• Exercise material

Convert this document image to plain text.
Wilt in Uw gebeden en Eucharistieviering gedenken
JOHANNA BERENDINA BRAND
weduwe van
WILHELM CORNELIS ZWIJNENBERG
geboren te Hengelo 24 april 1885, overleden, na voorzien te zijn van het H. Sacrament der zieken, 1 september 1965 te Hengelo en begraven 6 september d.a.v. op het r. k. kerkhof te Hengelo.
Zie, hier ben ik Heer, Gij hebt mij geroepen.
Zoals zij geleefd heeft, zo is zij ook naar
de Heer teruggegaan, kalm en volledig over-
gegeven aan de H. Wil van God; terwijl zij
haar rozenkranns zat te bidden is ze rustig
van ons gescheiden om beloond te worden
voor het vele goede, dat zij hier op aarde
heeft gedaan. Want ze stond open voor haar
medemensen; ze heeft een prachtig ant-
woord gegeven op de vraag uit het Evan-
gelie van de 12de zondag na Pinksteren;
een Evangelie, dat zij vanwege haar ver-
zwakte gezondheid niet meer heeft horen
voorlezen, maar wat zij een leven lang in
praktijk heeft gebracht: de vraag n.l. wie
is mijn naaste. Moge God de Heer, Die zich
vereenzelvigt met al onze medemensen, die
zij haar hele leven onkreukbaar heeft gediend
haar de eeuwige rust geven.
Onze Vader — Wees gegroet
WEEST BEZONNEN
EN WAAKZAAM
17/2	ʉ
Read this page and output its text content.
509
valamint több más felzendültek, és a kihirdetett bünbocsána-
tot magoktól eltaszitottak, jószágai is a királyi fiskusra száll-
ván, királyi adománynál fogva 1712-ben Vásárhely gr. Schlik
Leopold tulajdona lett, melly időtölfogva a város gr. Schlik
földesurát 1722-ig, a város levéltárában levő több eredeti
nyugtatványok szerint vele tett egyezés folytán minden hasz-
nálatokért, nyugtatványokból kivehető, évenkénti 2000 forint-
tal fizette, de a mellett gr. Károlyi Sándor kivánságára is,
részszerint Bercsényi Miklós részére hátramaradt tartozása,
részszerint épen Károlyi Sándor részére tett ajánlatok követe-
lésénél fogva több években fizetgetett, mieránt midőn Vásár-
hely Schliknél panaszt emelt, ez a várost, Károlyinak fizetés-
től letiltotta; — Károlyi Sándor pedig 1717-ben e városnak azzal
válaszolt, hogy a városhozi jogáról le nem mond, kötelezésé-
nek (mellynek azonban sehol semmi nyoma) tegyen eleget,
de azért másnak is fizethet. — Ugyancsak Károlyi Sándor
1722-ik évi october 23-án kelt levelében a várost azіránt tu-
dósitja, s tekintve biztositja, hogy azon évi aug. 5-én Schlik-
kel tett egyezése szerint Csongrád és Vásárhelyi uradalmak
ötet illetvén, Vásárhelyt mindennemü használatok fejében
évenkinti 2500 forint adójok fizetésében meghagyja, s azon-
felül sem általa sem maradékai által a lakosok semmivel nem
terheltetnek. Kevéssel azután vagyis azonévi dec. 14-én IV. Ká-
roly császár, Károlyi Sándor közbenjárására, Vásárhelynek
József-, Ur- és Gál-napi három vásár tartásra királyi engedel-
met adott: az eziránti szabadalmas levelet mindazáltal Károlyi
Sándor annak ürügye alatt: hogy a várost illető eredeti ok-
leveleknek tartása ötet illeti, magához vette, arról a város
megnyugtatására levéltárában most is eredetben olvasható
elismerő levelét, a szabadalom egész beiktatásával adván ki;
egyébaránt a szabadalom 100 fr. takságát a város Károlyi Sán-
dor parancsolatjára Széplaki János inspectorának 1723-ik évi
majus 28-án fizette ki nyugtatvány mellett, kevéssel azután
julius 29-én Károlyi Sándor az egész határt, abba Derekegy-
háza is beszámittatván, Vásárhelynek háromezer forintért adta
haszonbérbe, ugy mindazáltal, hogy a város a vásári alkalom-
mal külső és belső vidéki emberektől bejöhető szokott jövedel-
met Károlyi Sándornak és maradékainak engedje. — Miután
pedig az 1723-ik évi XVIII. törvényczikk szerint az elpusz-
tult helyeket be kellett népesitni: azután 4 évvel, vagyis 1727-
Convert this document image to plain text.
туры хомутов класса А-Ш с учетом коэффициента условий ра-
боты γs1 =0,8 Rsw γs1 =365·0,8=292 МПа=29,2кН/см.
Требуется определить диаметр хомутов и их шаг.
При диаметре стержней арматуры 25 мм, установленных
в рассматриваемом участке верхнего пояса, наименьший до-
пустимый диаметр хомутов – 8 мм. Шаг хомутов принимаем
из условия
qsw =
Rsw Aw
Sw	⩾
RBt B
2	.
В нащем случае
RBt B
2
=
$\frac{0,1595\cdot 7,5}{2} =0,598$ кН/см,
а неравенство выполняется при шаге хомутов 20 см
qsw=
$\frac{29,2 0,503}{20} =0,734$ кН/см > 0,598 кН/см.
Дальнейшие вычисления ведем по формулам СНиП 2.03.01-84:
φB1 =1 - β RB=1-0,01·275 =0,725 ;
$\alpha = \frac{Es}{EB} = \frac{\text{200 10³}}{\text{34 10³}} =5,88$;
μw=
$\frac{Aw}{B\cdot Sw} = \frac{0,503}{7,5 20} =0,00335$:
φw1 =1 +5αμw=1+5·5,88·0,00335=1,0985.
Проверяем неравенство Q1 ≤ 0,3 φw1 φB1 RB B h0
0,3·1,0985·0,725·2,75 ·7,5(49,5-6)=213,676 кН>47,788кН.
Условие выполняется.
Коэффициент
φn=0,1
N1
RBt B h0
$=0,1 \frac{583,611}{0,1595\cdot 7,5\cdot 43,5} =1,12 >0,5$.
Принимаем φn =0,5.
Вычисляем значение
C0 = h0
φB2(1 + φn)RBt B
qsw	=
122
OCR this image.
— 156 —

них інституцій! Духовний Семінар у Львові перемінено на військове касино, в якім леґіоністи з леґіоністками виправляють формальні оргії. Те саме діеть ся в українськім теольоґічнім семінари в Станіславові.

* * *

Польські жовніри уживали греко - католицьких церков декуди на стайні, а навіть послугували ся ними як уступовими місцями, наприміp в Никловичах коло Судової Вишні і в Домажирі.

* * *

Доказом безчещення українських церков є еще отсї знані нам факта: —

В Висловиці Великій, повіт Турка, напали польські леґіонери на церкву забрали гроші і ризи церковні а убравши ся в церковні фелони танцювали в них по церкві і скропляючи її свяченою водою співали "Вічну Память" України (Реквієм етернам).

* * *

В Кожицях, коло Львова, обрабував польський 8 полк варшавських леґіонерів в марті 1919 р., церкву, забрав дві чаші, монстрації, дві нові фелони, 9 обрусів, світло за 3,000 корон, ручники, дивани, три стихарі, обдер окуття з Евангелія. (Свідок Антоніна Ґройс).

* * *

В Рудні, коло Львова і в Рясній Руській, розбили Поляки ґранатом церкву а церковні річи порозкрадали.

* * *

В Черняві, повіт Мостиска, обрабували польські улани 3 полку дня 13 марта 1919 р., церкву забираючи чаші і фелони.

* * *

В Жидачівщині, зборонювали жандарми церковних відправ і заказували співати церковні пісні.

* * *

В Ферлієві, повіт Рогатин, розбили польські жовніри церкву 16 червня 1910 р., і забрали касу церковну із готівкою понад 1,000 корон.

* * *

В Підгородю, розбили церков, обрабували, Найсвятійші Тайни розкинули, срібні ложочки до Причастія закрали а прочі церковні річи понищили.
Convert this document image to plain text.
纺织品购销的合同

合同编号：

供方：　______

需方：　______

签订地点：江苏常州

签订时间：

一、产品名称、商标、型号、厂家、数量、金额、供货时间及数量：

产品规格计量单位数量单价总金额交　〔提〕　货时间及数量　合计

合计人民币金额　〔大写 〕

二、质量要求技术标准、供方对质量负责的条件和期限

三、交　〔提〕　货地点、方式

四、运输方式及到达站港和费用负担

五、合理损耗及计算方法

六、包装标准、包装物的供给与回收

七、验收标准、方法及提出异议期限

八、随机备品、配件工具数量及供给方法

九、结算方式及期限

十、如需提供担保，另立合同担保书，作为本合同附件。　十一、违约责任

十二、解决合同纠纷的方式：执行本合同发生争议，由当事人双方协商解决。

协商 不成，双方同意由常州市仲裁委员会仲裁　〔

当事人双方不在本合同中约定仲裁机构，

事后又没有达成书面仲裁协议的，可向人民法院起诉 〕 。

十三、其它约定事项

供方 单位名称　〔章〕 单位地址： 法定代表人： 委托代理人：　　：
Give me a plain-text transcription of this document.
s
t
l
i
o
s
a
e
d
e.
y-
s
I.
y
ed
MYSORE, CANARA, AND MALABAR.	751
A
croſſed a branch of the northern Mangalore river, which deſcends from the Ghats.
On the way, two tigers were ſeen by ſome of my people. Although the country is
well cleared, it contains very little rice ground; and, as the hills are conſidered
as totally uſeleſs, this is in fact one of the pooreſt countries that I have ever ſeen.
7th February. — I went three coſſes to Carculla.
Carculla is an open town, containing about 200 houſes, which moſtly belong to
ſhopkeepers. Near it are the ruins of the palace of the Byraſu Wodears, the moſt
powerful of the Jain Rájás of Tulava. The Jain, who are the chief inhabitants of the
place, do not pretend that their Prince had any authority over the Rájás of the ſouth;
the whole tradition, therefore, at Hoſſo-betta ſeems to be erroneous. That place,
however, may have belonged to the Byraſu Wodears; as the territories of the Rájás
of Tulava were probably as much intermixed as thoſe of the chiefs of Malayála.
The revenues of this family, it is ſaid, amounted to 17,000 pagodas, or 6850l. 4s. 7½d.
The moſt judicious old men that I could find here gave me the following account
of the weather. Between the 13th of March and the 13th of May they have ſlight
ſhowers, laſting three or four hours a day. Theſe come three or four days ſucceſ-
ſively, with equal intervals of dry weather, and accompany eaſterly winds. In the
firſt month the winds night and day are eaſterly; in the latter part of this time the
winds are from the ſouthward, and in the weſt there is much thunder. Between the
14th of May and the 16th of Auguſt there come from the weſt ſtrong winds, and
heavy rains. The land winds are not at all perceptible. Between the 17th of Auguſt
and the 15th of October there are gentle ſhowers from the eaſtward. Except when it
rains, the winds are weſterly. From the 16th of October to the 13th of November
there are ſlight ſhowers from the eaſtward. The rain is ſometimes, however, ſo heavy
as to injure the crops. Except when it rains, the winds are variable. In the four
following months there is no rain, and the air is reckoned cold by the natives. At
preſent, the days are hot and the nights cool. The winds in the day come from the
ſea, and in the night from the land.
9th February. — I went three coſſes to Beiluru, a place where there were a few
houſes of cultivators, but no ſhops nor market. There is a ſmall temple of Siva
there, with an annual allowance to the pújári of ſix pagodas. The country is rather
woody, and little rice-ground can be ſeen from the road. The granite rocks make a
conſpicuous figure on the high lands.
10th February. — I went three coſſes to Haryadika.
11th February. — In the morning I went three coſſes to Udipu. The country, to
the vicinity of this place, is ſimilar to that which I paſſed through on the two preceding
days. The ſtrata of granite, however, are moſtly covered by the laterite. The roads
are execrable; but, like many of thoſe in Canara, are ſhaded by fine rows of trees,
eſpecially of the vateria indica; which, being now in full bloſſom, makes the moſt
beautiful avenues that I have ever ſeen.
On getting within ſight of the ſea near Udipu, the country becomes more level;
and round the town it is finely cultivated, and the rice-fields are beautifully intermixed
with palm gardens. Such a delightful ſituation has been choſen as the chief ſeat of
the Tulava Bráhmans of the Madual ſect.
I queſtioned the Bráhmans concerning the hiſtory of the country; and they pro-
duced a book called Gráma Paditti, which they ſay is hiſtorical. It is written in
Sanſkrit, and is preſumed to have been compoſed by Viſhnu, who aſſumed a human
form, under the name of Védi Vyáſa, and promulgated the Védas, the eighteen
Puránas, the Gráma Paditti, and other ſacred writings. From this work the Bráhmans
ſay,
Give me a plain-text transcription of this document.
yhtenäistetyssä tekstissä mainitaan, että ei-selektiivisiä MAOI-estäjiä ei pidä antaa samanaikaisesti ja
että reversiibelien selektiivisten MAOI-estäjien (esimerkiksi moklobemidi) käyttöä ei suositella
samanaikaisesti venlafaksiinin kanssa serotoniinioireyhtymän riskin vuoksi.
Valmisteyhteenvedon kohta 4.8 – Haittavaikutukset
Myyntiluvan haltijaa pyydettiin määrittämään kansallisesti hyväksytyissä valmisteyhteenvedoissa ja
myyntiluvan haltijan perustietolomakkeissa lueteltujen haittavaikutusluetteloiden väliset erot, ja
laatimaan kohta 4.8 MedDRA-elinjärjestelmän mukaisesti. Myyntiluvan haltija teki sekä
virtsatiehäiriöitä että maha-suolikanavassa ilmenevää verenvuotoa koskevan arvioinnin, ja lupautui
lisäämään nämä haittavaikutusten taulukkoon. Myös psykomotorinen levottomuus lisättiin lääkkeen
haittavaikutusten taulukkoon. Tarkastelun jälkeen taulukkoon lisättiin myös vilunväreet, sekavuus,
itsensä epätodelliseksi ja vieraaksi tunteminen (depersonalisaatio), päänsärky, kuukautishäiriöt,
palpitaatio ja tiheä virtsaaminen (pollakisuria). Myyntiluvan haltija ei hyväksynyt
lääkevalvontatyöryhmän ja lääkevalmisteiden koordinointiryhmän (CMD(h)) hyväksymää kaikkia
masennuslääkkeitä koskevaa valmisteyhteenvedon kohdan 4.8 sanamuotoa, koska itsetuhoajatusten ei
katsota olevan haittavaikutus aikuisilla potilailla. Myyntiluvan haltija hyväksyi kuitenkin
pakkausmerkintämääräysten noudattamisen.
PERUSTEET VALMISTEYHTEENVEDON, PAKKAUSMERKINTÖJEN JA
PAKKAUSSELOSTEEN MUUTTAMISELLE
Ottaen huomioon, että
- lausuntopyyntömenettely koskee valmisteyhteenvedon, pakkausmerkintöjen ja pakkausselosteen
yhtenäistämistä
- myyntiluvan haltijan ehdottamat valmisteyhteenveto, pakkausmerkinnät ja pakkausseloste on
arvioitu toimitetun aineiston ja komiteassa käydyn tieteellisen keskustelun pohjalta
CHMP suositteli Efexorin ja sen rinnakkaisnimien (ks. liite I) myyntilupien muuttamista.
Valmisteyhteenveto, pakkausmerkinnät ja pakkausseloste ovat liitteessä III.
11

• What to work on
Pull every line holding "when" out of the records.

• Task output
and the 15th of October there are gentle ſhowers from the eaſtward. Except when it
as to injure the crops. Except when it rains, the winds are variable. In the four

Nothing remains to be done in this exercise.